*What the task asks:* Transcribe every line exactly and omit anything that is a picture.

*Data shown:*
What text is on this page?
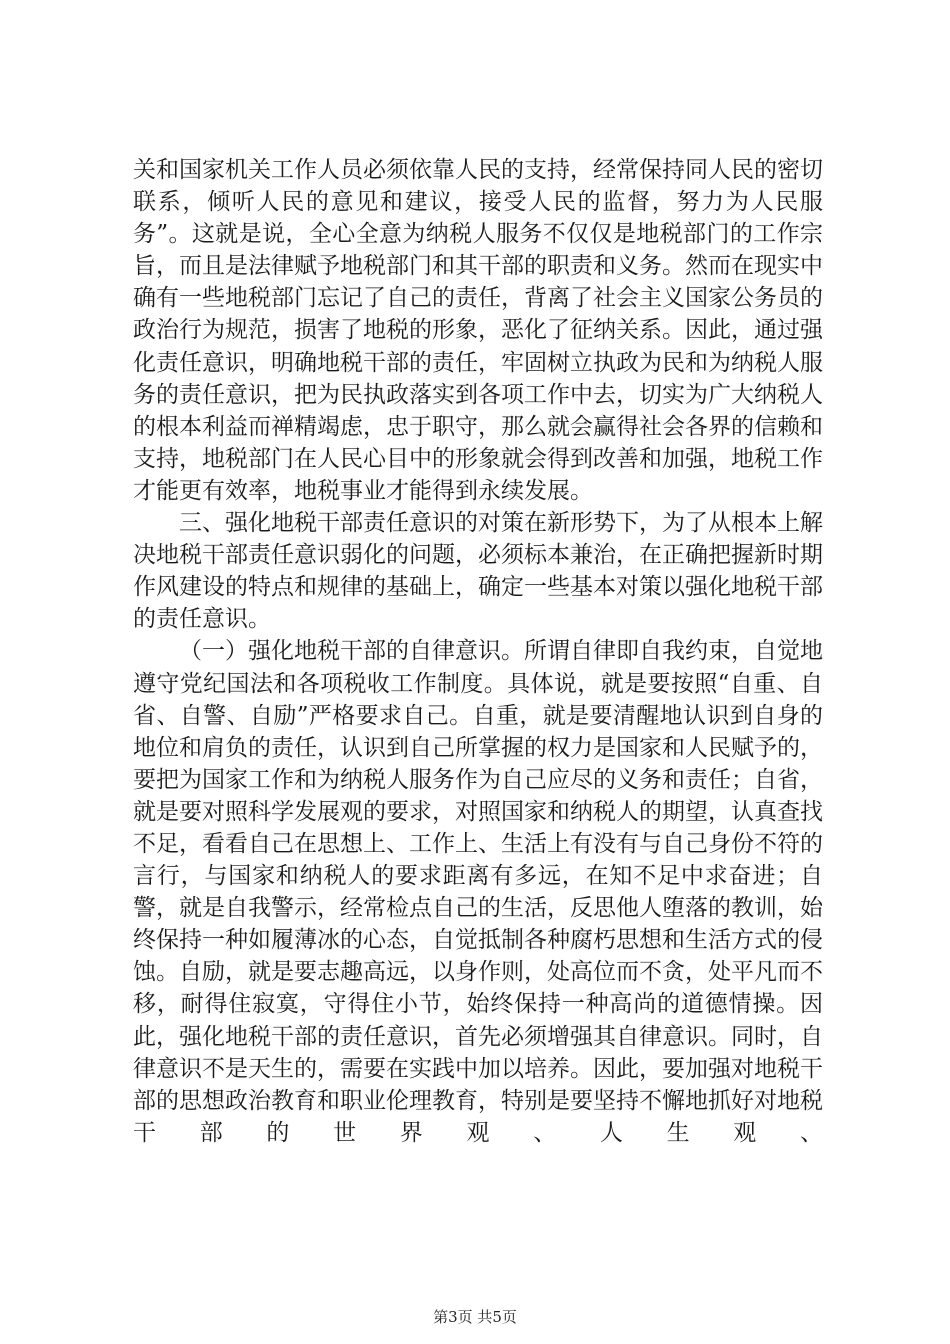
关和国家机关工作人员必须依靠人民的支持，经常保持同人民的密切联系，倾听人民的意见和建议，接受人民的监督，努力为人民服务”。这就是说，全心全意为纳税人服务不仅仅是地税部门的工作宗旨，而且是法律赋予地税部门和其干部的职责和义务。然而在现实中确有一些地税部门忘记了自己的责任，背离了社会主义国家公务员的政治行为规范，损害了地税的形象，恶化了征纳关系。因此，通过强化责任意识，明确地税干部的责任，牢固树立执政为民和为纳税人服务的责任意识，把为民执政落实到各项工作中去，切实为广大纳税人的根本利益而禅精竭虑，忠于职守，那么就会赢得社会各界的信赖和支持，地税部门在人民心目中的形象就会得到改善和加强，地税工作才能更有效率，地税事业才能得到永续发展。

三、强化地税干部责任意识的对策在新形势下，为了从根本上解决地税干部责任意识弱化的问题，必须标本兼治，在正确把握新时期作风建设的特点和规律的基础上，确定一些基本对策以强化地税干部的责任意识。

（一）强化地税干部的自律意识。所谓自律即自我约束，自觉地遵守党纪国法和各项税收工作制度。具体说，就是要按照“自重、自省、自警、自励”严格要求自己。自重，就是要清醒地认识到自身的地位和肩负的责任，认识到自己所掌握的权力是国家和人民赋予的，要把为国家工作和为纳税人服务作为自己应尽的义务和责任；自省，就是要对照科学发展观的要求，对照国家和纳税人的期望，认真查找不足，看看自己在思想上、工作上、生活上有没有与自己身份不符的言行，与国家和纳税人的要求距离有多远，在知不足中求奋进；自警，就是自我警示，经常检点自己的生活，反思他人堕落的教训，始终保持一种如履薄冰的心态，自觉抵制各种腐朽思想和生活方式的侵蚀。自励，就是要志趣高远，以身作则，处高位而不贪，处平凡而不移，耐得住寂寞，守得住小节，始终保持一种高尚的道德情操。因此，强化地税干部的责任意识，首先必须增强其自律意识。同时，自律意识不是天生的，需要在实践中加以培养。因此，要加强对地税干部的思想政治教育和职业伦理教育，特别是要坚持不懈地抓好对地税干部的世界观、人生观、

第3页 共5页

*The solution:*
What text is on this page?
关和国家机关工作人员必须依靠人民的支持，经常保持同人民的密切联系，倾听人民的意见和建议，接受人民的监督，努力为人民服务”。这就是说，全心全意为纳税人服务不仅仅是地税部门的工作宗旨，而且是法律赋予地税部门和其干部的职责和义务。然而在现实中确有一些地税部门忘记了自己的责任，背离了社会主义国家公务员的政治行为规范，损害了地税的形象，恶化了征纳关系。因此，通过强化责任意识，明确地税干部的责任，牢固树立执政为民和为纳税人服务的责任意识，把为民执政落实到各项工作中去，切实为广大纳税人的根本利益而禅精竭虑，忠于职守，那么就会赢得社会各界的信赖和支持，地税部门在人民心目中的形象就会得到改善和加强，地税工作才能更有效率，地税事业才能得到永续发展。

三、强化地税干部责任意识的对策在新形势下，为了从根本上解决地税干部责任意识弱化的问题，必须标本兼治，在正确把握新时期作风建设的特点和规律的基础上，确定一些基本对策以强化地税干部的责任意识。

（一）强化地税干部的自律意识。所谓自律即自我约束，自觉地遵守党纪国法和各项税收工作制度。具体说，就是要按照“自重、自省、自警、自励”严格要求自己。自重，就是要清醒地认识到自身的地位和肩负的责任，认识到自己所掌握的权力是国家和人民赋予的，要把为国家工作和为纳税人服务作为自己应尽的义务和责任；自省，就是要对照科学发展观的要求，对照国家和纳税人的期望，认真查找不足，看看自己在思想上、工作上、生活上有没有与自己身份不符的言行，与国家和纳税人的要求距离有多远，在知不足中求奋进；自警，就是自我警示，经常检点自己的生活，反思他人堕落的教训，始终保持一种如履薄冰的心态，自觉抵制各种腐朽思想和生活方式的侵蚀。自励，就是要志趣高远，以身作则，处高位而不贪，处平凡而不移，耐得住寂寞，守得住小节，始终保持一种高尚的道德情操。因此，强化地税干部的责任意识，首先必须增强其自律意识。同时，自律意识不是天生的，需要在实践中加以培养。因此，要加强对地税干部的思想政治教育和职业伦理教育，特别是要坚持不懈地抓好对地税干部的世界观、人生观、

第3页 共5页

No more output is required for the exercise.